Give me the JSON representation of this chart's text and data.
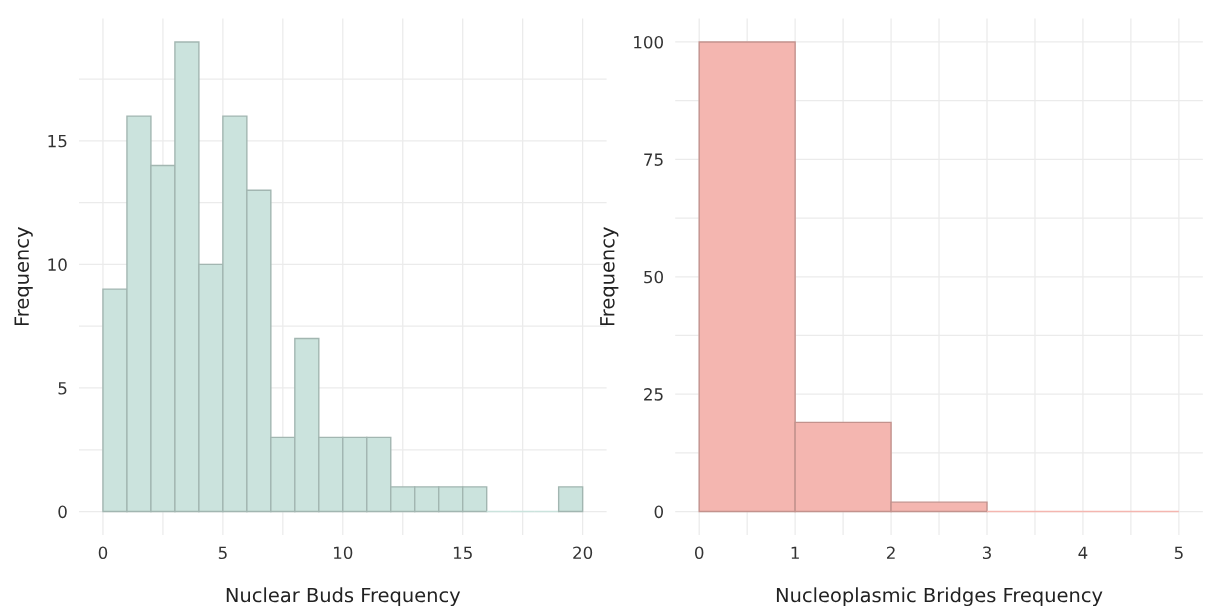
{
  "chart_data": [
    {
      "type": "histogram",
      "xlabel": "Nuclear Buds Frequency",
      "ylabel": "Frequency",
      "bins": [
        0,
        1,
        2,
        3,
        4,
        5,
        6,
        7,
        8,
        9,
        10,
        11,
        12,
        13,
        14,
        15,
        16,
        17,
        18,
        19,
        20
      ],
      "values": [
        9,
        16,
        14,
        19,
        10,
        16,
        13,
        3,
        7,
        3,
        3,
        3,
        1,
        1,
        1,
        1,
        0,
        0,
        0,
        1
      ],
      "color": "#cbe3dd",
      "xlim": [
        -1,
        21
      ],
      "ylim": [
        -0.95,
        19.95
      ],
      "xticks": [
        0,
        {
          "value": 2.5,
          "label": null
        },
        5,
        {
          "value": 7.5,
          "label": null
        },
        10,
        {
          "value": 12.5,
          "label": null
        },
        15,
        {
          "value": 17.5,
          "label": null
        },
        20
      ],
      "yticks": [
        0,
        {
          "value": 2.5,
          "label": null
        },
        5,
        {
          "value": 7.5,
          "label": null
        },
        10,
        {
          "value": 12.5,
          "label": null
        },
        15,
        {
          "value": 17.5,
          "label": null
        }
      ],
      "grid": true
    },
    {
      "type": "histogram",
      "xlabel": "Nucleoplasmic Bridges Frequency",
      "ylabel": "Frequency",
      "bins": [
        0,
        1,
        2,
        3,
        4,
        5
      ],
      "values": [
        100,
        19,
        2,
        0,
        0
      ],
      "color": "#f4b6b0",
      "xlim": [
        -0.25,
        5.25
      ],
      "ylim": [
        -5,
        105
      ],
      "xticks": [
        0,
        {
          "value": 0.5,
          "label": null
        },
        1,
        {
          "value": 1.5,
          "label": null
        },
        2,
        {
          "value": 2.5,
          "label": null
        },
        3,
        {
          "value": 3.5,
          "label": null
        },
        4,
        {
          "value": 4.5,
          "label": null
        },
        5
      ],
      "yticks": [
        0,
        {
          "value": 12.5,
          "label": null
        },
        25,
        {
          "value": 37.5,
          "label": null
        },
        50,
        {
          "value": 62.5,
          "label": null
        },
        75,
        {
          "value": 87.5,
          "label": null
        },
        100
      ],
      "grid": true
    }
  ]
}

-------------------------

◆ **Exercise brief**
Omit the pictures and output all of the other material exactly.

◆ **Exercise solution**
Give me the JSON representation of this chart's text and data.
{
  "chart_data": [
    {
      "type": "histogram",
      "xlabel": "Nuclear Buds Frequency",
      "ylabel": "Frequency",
      "bins": [
        0,
        1,
        2,
        3,
        4,
        5,
        6,
        7,
        8,
        9,
        10,
        11,
        12,
        13,
        14,
        15,
        16,
        17,
        18,
        19,
        20
      ],
      "values": [
        9,
        16,
        14,
        19,
        10,
        16,
        13,
        3,
        7,
        3,
        3,
        3,
        1,
        1,
        1,
        1,
        0,
        0,
        0,
        1
      ],
      "color": "#cbe3dd",
      "xlim": [
        -1,
        21
      ],
      "ylim": [
        -0.95,
        19.95
      ],
      "xticks": [
        0,
        {
          "value": 2.5,
          "label": null
        },
        5,
        {
          "value": 7.5,
          "label": null
        },
        10,
        {
          "value": 12.5,
          "label": null
        },
        15,
        {
          "value": 17.5,
          "label": null
        },
        20
      ],
      "yticks": [
        0,
        {
          "value": 2.5,
          "label": null
        },
        5,
        {
          "value": 7.5,
          "label": null
        },
        10,
        {
          "value": 12.5,
          "label": null
        },
        15,
        {
          "value": 17.5,
          "label": null
        }
      ],
      "grid": true
    },
    {
      "type": "histogram",
      "xlabel": "Nucleoplasmic Bridges Frequency",
      "ylabel": "Frequency",
      "bins": [
        0,
        1,
        2,
        3,
        4,
        5
      ],
      "values": [
        100,
        19,
        2,
        0,
        0
      ],
      "color": "#f4b6b0",
      "xlim": [
        -0.25,
        5.25
      ],
      "ylim": [
        -5,
        105
      ],
      "xticks": [
        0,
        {
          "value": 0.5,
          "label": null
        },
        1,
        {
          "value": 1.5,
          "label": null
        },
        2,
        {
          "value": 2.5,
          "label": null
        },
        3,
        {
          "value": 3.5,
          "label": null
        },
        4,
        {
          "value": 4.5,
          "label": null
        },
        5
      ],
      "yticks": [
        0,
        {
          "value": 12.5,
          "label": null
        },
        25,
        {
          "value": 37.5,
          "label": null
        },
        50,
        {
          "value": 62.5,
          "label": null
        },
        75,
        {
          "value": 87.5,
          "label": null
        },
        100
      ],
      "grid": true
    }
  ]
}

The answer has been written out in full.